STATED GOAL
Filter the entries that follow, copying every line in which the word "this" appears.

** Begin EXTRACTED RECORDS **

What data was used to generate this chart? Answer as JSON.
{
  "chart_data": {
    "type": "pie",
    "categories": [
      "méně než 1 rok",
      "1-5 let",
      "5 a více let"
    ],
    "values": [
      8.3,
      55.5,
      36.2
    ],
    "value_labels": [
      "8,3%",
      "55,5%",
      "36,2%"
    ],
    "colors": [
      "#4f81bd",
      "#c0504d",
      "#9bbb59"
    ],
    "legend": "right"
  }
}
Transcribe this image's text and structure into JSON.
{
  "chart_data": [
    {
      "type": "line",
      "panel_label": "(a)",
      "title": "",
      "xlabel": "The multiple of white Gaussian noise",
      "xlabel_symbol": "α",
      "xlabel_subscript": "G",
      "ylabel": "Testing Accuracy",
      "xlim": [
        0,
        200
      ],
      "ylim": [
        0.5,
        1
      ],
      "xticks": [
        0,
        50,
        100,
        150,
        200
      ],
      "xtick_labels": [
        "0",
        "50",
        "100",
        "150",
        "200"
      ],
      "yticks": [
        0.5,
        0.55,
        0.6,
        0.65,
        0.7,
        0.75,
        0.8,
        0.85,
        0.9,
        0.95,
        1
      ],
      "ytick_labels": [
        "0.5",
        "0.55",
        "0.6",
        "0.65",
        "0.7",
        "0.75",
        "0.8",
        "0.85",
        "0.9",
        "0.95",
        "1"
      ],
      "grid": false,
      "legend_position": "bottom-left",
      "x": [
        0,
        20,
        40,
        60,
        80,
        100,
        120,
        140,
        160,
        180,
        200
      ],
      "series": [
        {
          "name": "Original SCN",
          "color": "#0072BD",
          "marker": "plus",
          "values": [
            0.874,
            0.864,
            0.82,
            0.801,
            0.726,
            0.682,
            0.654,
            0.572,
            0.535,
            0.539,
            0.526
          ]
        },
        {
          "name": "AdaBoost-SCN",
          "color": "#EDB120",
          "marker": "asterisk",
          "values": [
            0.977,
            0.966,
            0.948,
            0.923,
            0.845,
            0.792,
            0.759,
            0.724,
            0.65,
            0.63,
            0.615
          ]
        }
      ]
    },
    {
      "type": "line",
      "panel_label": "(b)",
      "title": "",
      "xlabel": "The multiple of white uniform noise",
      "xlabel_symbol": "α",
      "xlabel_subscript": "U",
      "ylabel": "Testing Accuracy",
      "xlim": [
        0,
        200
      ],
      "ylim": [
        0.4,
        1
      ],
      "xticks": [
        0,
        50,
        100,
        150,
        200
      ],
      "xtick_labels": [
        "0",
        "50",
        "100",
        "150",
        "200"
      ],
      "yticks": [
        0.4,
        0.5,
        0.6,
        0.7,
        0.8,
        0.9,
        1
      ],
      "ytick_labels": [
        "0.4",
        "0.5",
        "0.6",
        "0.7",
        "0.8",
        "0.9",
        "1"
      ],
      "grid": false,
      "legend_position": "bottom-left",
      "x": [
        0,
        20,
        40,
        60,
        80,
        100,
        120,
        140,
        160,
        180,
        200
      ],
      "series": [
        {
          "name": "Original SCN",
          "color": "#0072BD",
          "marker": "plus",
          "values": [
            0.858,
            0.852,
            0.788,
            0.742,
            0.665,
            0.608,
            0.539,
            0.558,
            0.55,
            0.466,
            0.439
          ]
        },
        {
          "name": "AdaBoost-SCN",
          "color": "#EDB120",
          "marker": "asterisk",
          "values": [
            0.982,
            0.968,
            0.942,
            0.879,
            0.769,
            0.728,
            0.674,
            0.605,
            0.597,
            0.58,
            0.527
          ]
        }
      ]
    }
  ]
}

** End EXTRACTED RECORDS **

RESPONSE TO THE TASK
What data was used to generate this chart? Answer as JSON.
Transcribe this image's text and structure into JSON.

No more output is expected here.